- [Texto de la página]:
= = =

Tirandillo

Tirandillo
Diez años justos de garambainas. No está mal. Aquí lo dejo para explorar otras formas de correspondencia. Mi intención es reunir una o dos veces al año textos parecidos a los que he venido publicando aquí, y enviarlos por correo postal. Para recibirlos —gratis, mientras pueda permitírmelo—, envíame tus señas a la dirección siguiente:

Nos seguimos leyendo.

sábado, 1 de septiembre de 2012

El otro día me encontré a Danielle B. en una cafetería enfrente de la facultad.
Cuando «el otro día» significa «el año pasado» es que uno ya está talludito. Si «el otro día» significa «en 1996», lo más probable es que al alcance de la mano encontremos un botón para llamar al celador y pedir que nos traiga la cuña. Total, que el otro día me encontré a Danielle B., una catedrática de literatura francesa que ya se pintaba los ojos como Amy Winehouse treinta años antes de que Amy Winehouse (q.e.p.d.) viniese al mundo. Le pregunté que qué tal andaba, y me dijo que mal, que odiaba corregir exámenes.

= = =

- [Datos registrados]:
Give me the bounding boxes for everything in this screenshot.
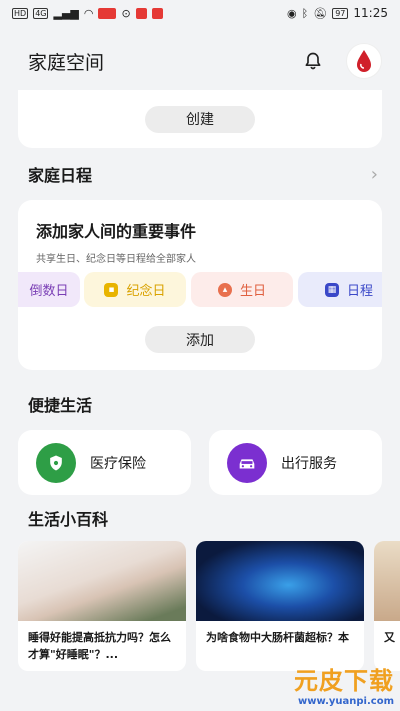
create-button[interactable]: 创建 [145,105,255,133]
calendar-icon: ▦ [324,282,339,297]
eye-icon: ◉ [287,6,297,20]
status-bar: HD 4G ▂▄▆ ◠ ⊙ ◉ ᛒ 🔕︎ 97 11:25 [0,0,400,26]
bell-icon[interactable] [302,50,324,72]
notification-app-icon: ⊙ [121,6,131,20]
section-title: 便捷生活 [28,396,93,415]
service-label: 医疗保险 [90,455,146,472]
notification-app-icon [98,7,117,19]
shield-icon [36,442,76,483]
chip-label: 倒数日 [29,284,69,299]
notification-app-icon [135,7,147,19]
travel-service-button[interactable]: 出行服务 [209,430,382,495]
clock: 11:25 [353,6,388,20]
watermark: 元皮下载 www.yuanpi.com [294,661,394,707]
encyclopedia-carousel: 睡得好能提高抵抗力吗？怎么才算"好睡眠"？... 为啥食物中大肠杆菌超标？本 又 [18,541,400,681]
chevron-right-icon: › [370,163,378,185]
chip-label: 纪念日 [126,284,166,299]
family-schedule-header[interactable]: 家庭日程 › [0,148,400,200]
article-image [196,541,364,621]
car-icon [227,442,267,483]
article-image [374,541,400,621]
battery-indicator: 97 [332,7,349,19]
family-event-card: 添加家人间的重要事件 共享生日、纪念日等日程给全部家人 倒数日 ▪ 纪念日 ▴ … [18,200,382,370]
article-title: 又 [384,631,395,644]
article-title: 睡得好能提高抵抗力吗？怎么才算"好睡眠"？... [28,631,171,661]
medical-insurance-button[interactable]: 医疗保险 [18,430,191,495]
bluetooth-icon: ᛒ [301,6,309,20]
chip-schedule[interactable]: ▦ 日程 [298,272,382,307]
article-card[interactable]: 睡得好能提高抵抗力吗？怎么才算"好睡眠"？... [18,541,186,671]
chip-anniversary[interactable]: ▪ 纪念日 [84,272,186,307]
convenient-life-header: 便捷生活 [0,378,400,430]
hd-indicator: HD [12,7,29,19]
signal-icon: ▂▄▆ [53,6,79,20]
service-row: 医疗保险 出行服务 [18,430,382,495]
avatar[interactable] [346,43,382,79]
chip-birthday[interactable]: ▴ 生日 [191,272,293,307]
event-card-title: 添加家人间的重要事件 [36,222,197,241]
watermark-logo: 元皮下载 [294,667,394,695]
event-card-subtitle: 共享生日、纪念日等日程给全部家人 [36,254,196,265]
article-title: 为啥食物中大肠杆菌超标？本 [206,631,349,644]
mute-icon: 🔕︎ [313,6,328,20]
encyclopedia-header: 生活小百科 [0,495,400,541]
create-space-card: 创建 [18,90,382,148]
chip-label: 日程 [346,284,373,299]
watermark-url: www.yuanpi.com [298,696,394,707]
wifi-icon: ◠ [83,6,94,20]
page-title: 家庭空间 [28,51,105,74]
chip-countdown[interactable]: 倒数日 [18,272,80,307]
article-card[interactable]: 又 [374,541,400,671]
article-image [18,541,186,621]
add-event-button[interactable]: 添加 [145,326,255,353]
anniversary-icon: ▪ [104,282,119,297]
birthday-cake-icon: ▴ [217,282,232,297]
section-title: 家庭日程 [28,166,93,185]
app-bar: 家庭空间 [0,26,400,96]
notification-app-icon [151,7,163,19]
network-indicator: 4G [33,7,49,19]
service-label: 出行服务 [281,455,337,472]
section-title: 生活小百科 [28,510,109,529]
article-card[interactable]: 为啥食物中大肠杆菌超标？本 [196,541,364,671]
chip-label: 生日 [239,284,266,299]
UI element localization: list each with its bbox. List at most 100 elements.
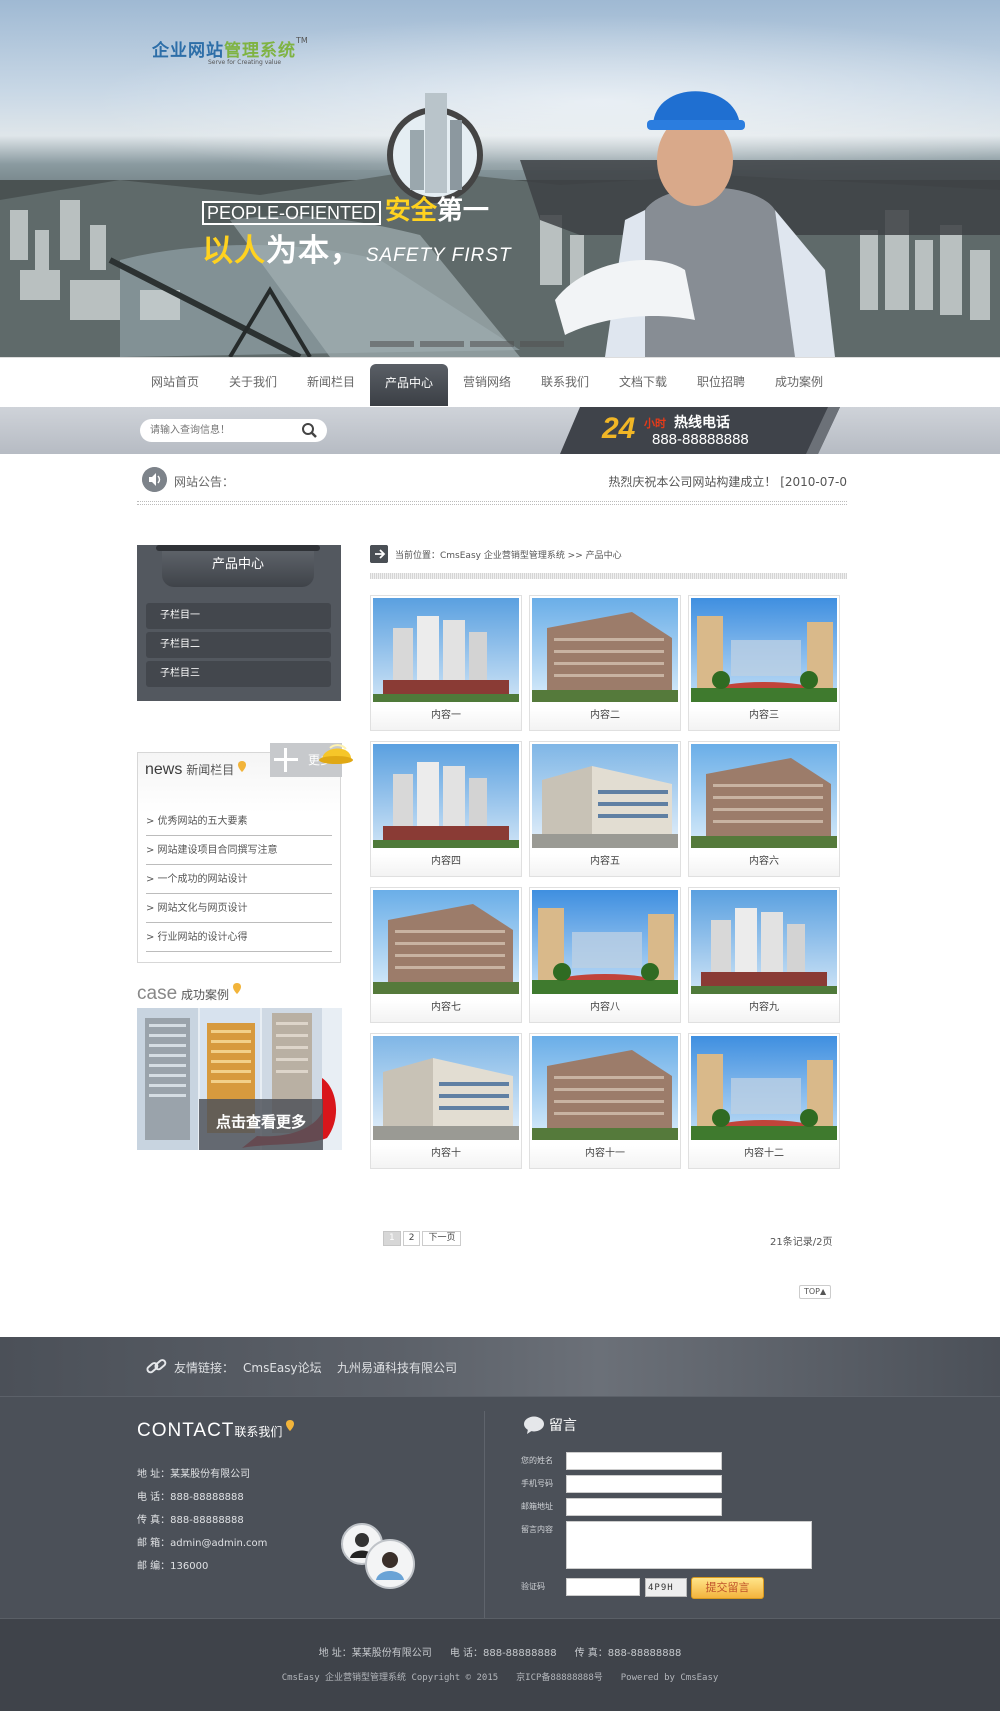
notice-message[interactable]: 热烈庆祝本公司网站构建成立！ [2010-07-0 bbox=[608, 473, 847, 490]
site-logo[interactable]: 企业网站管理系统TM Serve for Creating value bbox=[152, 36, 308, 66]
nav-item[interactable]: 关于我们 bbox=[214, 358, 292, 406]
news-item[interactable]: > 一个成功的网站设计 bbox=[146, 865, 332, 894]
product-category-list: 子栏目一子栏目二子栏目三 bbox=[146, 603, 331, 690]
product-card[interactable]: 内容十二 bbox=[688, 1033, 840, 1169]
product-thumbnail[interactable] bbox=[373, 744, 519, 848]
page-2[interactable]: 2 bbox=[402, 1231, 421, 1246]
captcha-image[interactable]: 4P9H bbox=[645, 1578, 687, 1597]
case-more-link[interactable]: 点击查看更多 bbox=[199, 1099, 323, 1150]
news-item[interactable]: > 网站文化与网页设计 bbox=[146, 894, 332, 923]
breadcrumb-divider bbox=[370, 573, 847, 579]
product-caption[interactable]: 内容十 bbox=[371, 1144, 521, 1159]
banner: 企业网站管理系统TM Serve for Creating value PEOP… bbox=[0, 0, 1000, 357]
product-thumbnail[interactable] bbox=[373, 598, 519, 702]
news-box: news 新闻栏目 更多 > 优秀网站的五大要素> 网站建设项目合同撰写注意> … bbox=[137, 743, 342, 963]
product-card[interactable]: 内容三 bbox=[688, 595, 840, 731]
product-caption[interactable]: 内容二 bbox=[530, 706, 680, 721]
product-thumbnail[interactable] bbox=[373, 890, 519, 994]
news-item[interactable]: > 行业网站的设计心得 bbox=[146, 923, 332, 952]
page-1[interactable]: 1 bbox=[383, 1231, 401, 1246]
product-thumbnail[interactable] bbox=[691, 890, 837, 994]
product-caption[interactable]: 内容十二 bbox=[689, 1144, 839, 1159]
contact-phone: 电 话：888-88888888 bbox=[137, 1492, 244, 1503]
content-textarea[interactable] bbox=[566, 1521, 812, 1569]
product-thumbnail[interactable] bbox=[691, 744, 837, 848]
product-thumbnail[interactable] bbox=[532, 1036, 678, 1140]
product-card[interactable]: 内容七 bbox=[370, 887, 522, 1023]
product-category-title: 产品中心 bbox=[156, 545, 320, 587]
powered-by[interactable]: Powered by CmsEasy bbox=[621, 1673, 719, 1683]
speech-bubble-icon bbox=[524, 1416, 544, 1434]
product-card[interactable]: 内容十一 bbox=[529, 1033, 681, 1169]
breadcrumb-text[interactable]: 当前位置：CmsEasy 企业营销型管理系统 >> 产品中心 bbox=[395, 548, 622, 561]
search-box bbox=[140, 419, 327, 442]
search-icon[interactable] bbox=[301, 422, 318, 439]
nav-item[interactable]: 职位招聘 bbox=[682, 358, 760, 406]
product-caption[interactable]: 内容九 bbox=[689, 998, 839, 1013]
name-input[interactable] bbox=[566, 1452, 722, 1470]
product-caption[interactable]: 内容八 bbox=[530, 998, 680, 1013]
icp-number[interactable]: 京ICP备88888888号 bbox=[516, 1673, 603, 1683]
case-title-cn: 成功案例 bbox=[180, 988, 229, 1002]
product-caption[interactable]: 内容三 bbox=[689, 706, 839, 721]
product-card[interactable]: 内容十 bbox=[370, 1033, 522, 1169]
nav-item[interactable]: 营销网络 bbox=[448, 358, 526, 406]
product-thumbnail[interactable] bbox=[532, 744, 678, 848]
link-jiuzhou[interactable]: 九州易通科技有限公司 bbox=[337, 1359, 457, 1376]
news-item[interactable]: > 优秀网站的五大要素 bbox=[146, 807, 332, 836]
product-caption[interactable]: 内容七 bbox=[371, 998, 521, 1013]
contact-header: CONTACT联系我们 bbox=[137, 1420, 295, 1442]
contact-title-en: CONTACT bbox=[137, 1420, 235, 1441]
slider-dot[interactable] bbox=[520, 341, 564, 347]
product-caption[interactable]: 内容四 bbox=[371, 852, 521, 867]
verify-code-input[interactable] bbox=[566, 1578, 640, 1596]
product-card[interactable]: 内容八 bbox=[529, 887, 681, 1023]
product-category-item[interactable]: 子栏目三 bbox=[146, 661, 331, 687]
slider-dot[interactable] bbox=[370, 341, 414, 347]
next-page[interactable]: 下一页 bbox=[422, 1231, 462, 1246]
link-cmseasy[interactable]: CmsEasy论坛 bbox=[243, 1359, 322, 1376]
product-card[interactable]: 内容九 bbox=[688, 887, 840, 1023]
case-image[interactable]: 点击查看更多 bbox=[137, 1008, 342, 1150]
submit-message-button[interactable]: 提交留言 bbox=[691, 1577, 764, 1599]
nav-item[interactable]: 新闻栏目 bbox=[292, 358, 370, 406]
news-item[interactable]: > 网站建设项目合同撰写注意 bbox=[146, 836, 332, 865]
nav-item[interactable]: 产品中心 bbox=[370, 364, 448, 406]
product-caption[interactable]: 内容五 bbox=[530, 852, 680, 867]
phone-input[interactable] bbox=[566, 1475, 722, 1493]
nav-item[interactable]: 网站首页 bbox=[136, 358, 214, 406]
product-thumbnail[interactable] bbox=[691, 1036, 837, 1140]
product-caption[interactable]: 内容十一 bbox=[530, 1144, 680, 1159]
footer-fax: 传 真：888-88888888 bbox=[574, 1648, 682, 1659]
product-card[interactable]: 内容一 bbox=[370, 595, 522, 731]
nav-item[interactable]: 文档下载 bbox=[604, 358, 682, 406]
back-to-top-button[interactable]: TOP▲ bbox=[799, 1285, 832, 1299]
product-card[interactable]: 内容四 bbox=[370, 741, 522, 877]
slider-dot[interactable] bbox=[420, 341, 464, 347]
product-thumbnail[interactable] bbox=[691, 598, 837, 702]
nav-item[interactable]: 联系我们 bbox=[526, 358, 604, 406]
product-caption[interactable]: 内容六 bbox=[689, 852, 839, 867]
product-thumbnail[interactable] bbox=[532, 890, 678, 994]
speaker-icon bbox=[142, 467, 167, 492]
notice-label: 网站公告： bbox=[174, 475, 235, 489]
product-thumbnail[interactable] bbox=[373, 1036, 519, 1140]
pagination: 1 2 下一页 bbox=[383, 1229, 463, 1246]
search-input[interactable] bbox=[150, 422, 290, 439]
logo-name: 企业网站管理系统 bbox=[152, 41, 296, 61]
email-input[interactable] bbox=[566, 1498, 722, 1516]
banner-slogan: PEOPLE-OFIENTED 安全第一 以人为本， SAFETY FIRST bbox=[202, 190, 512, 270]
slider-dot[interactable] bbox=[470, 341, 514, 347]
product-card[interactable]: 内容二 bbox=[529, 595, 681, 731]
hotline-hours: 小时 bbox=[644, 417, 666, 430]
nav-item[interactable]: 成功案例 bbox=[760, 358, 838, 406]
friend-links-label: 友情链接： bbox=[174, 1361, 235, 1375]
friend-links: 友情链接： CmsEasy论坛 九州易通科技有限公司 bbox=[0, 1337, 1000, 1397]
product-category-item[interactable]: 子栏目一 bbox=[146, 603, 331, 629]
product-thumbnail[interactable] bbox=[532, 598, 678, 702]
product-category-item[interactable]: 子栏目二 bbox=[146, 632, 331, 658]
product-caption[interactable]: 内容一 bbox=[371, 706, 521, 721]
product-card[interactable]: 内容六 bbox=[688, 741, 840, 877]
verify-code-label: 验证码 bbox=[521, 1582, 545, 1591]
product-card[interactable]: 内容五 bbox=[529, 741, 681, 877]
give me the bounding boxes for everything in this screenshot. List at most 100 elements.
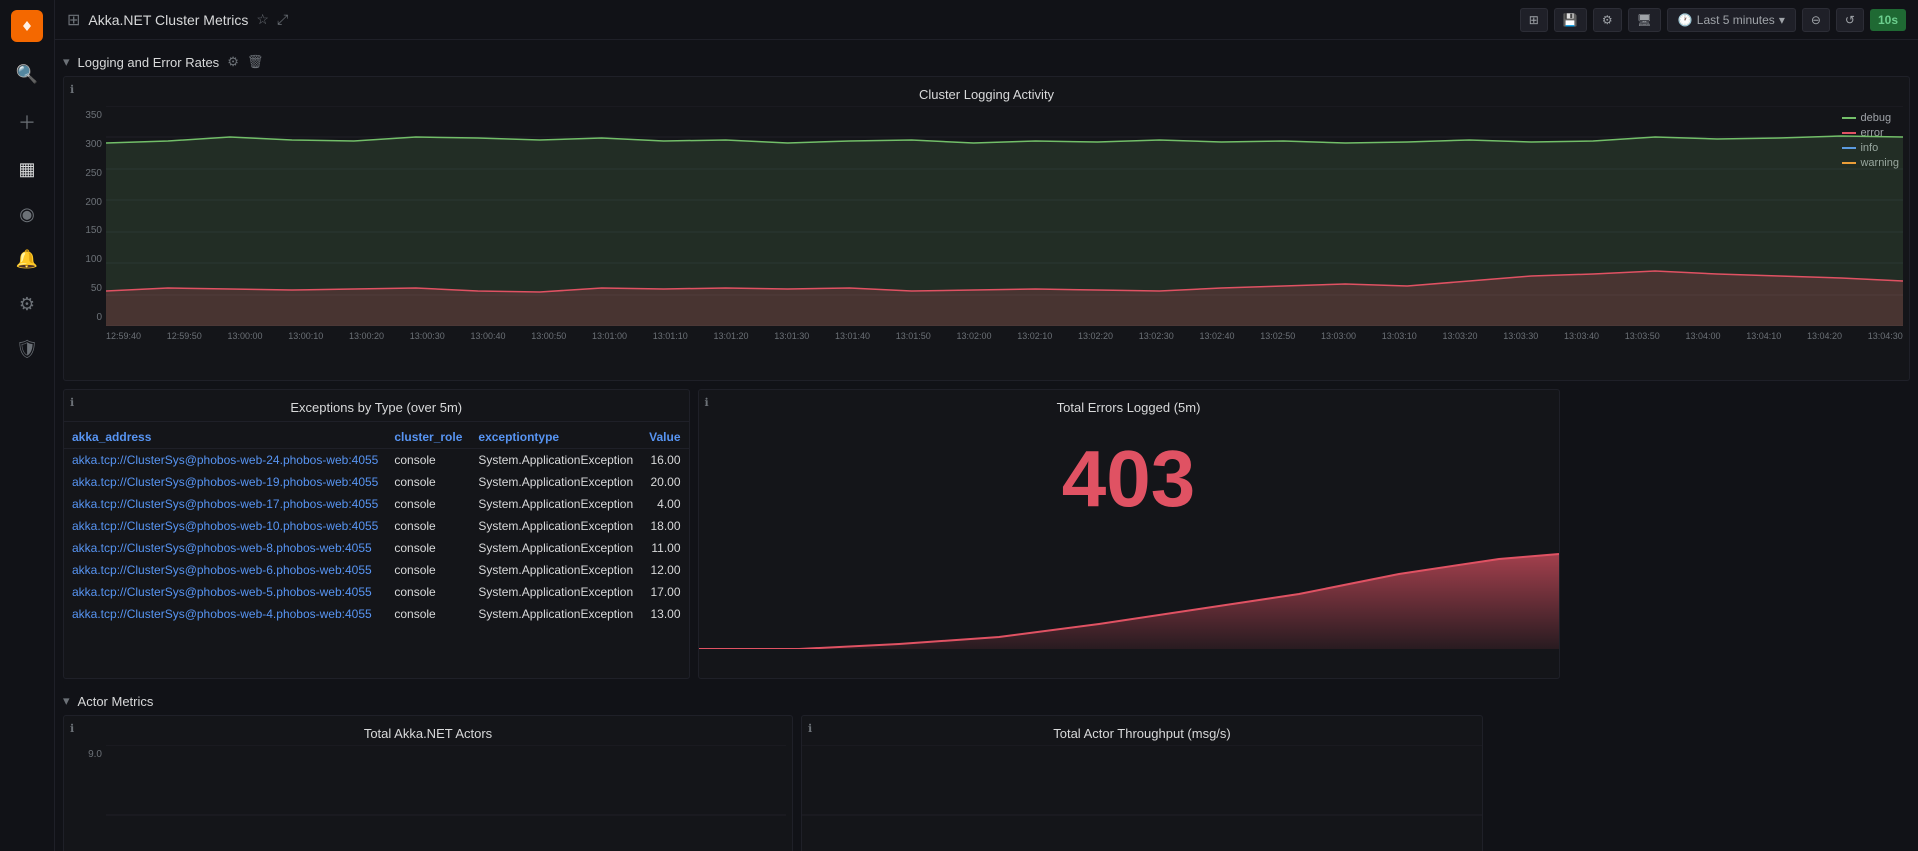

= = =

- [Ejercicio propuesto]:
¿Puedes reproducir el tramo del texto de la página que va desde «Nos seguimos leyendo.» hasta «odiaba corregir exámenes.», renombrando «cafetería» como «librería»?

- [Resultado final]:
Nos seguimos leyendo.

sábado, 1 de septiembre de 2012

El otro día me encontré a Danielle B. en una librería enfrente de la facultad.
Cuando «el otro día» significa «el año pasado» es que uno ya está talludito. Si «el otro día» significa «en 1996», lo más probable es que al alcance de la mano encontremos un botón para llamar al celador y pedir que nos traiga la cuña. Total, que el otro día me encontré a Danielle B., una catedrática de literatura francesa que ya se pintaba los ojos como Amy Winehouse treinta años antes de que Amy Winehouse (q.e.p.d.) viniese al mundo. Le pregunté que qué tal andaba, y me dijo que mal, que odiaba corregir exámenes.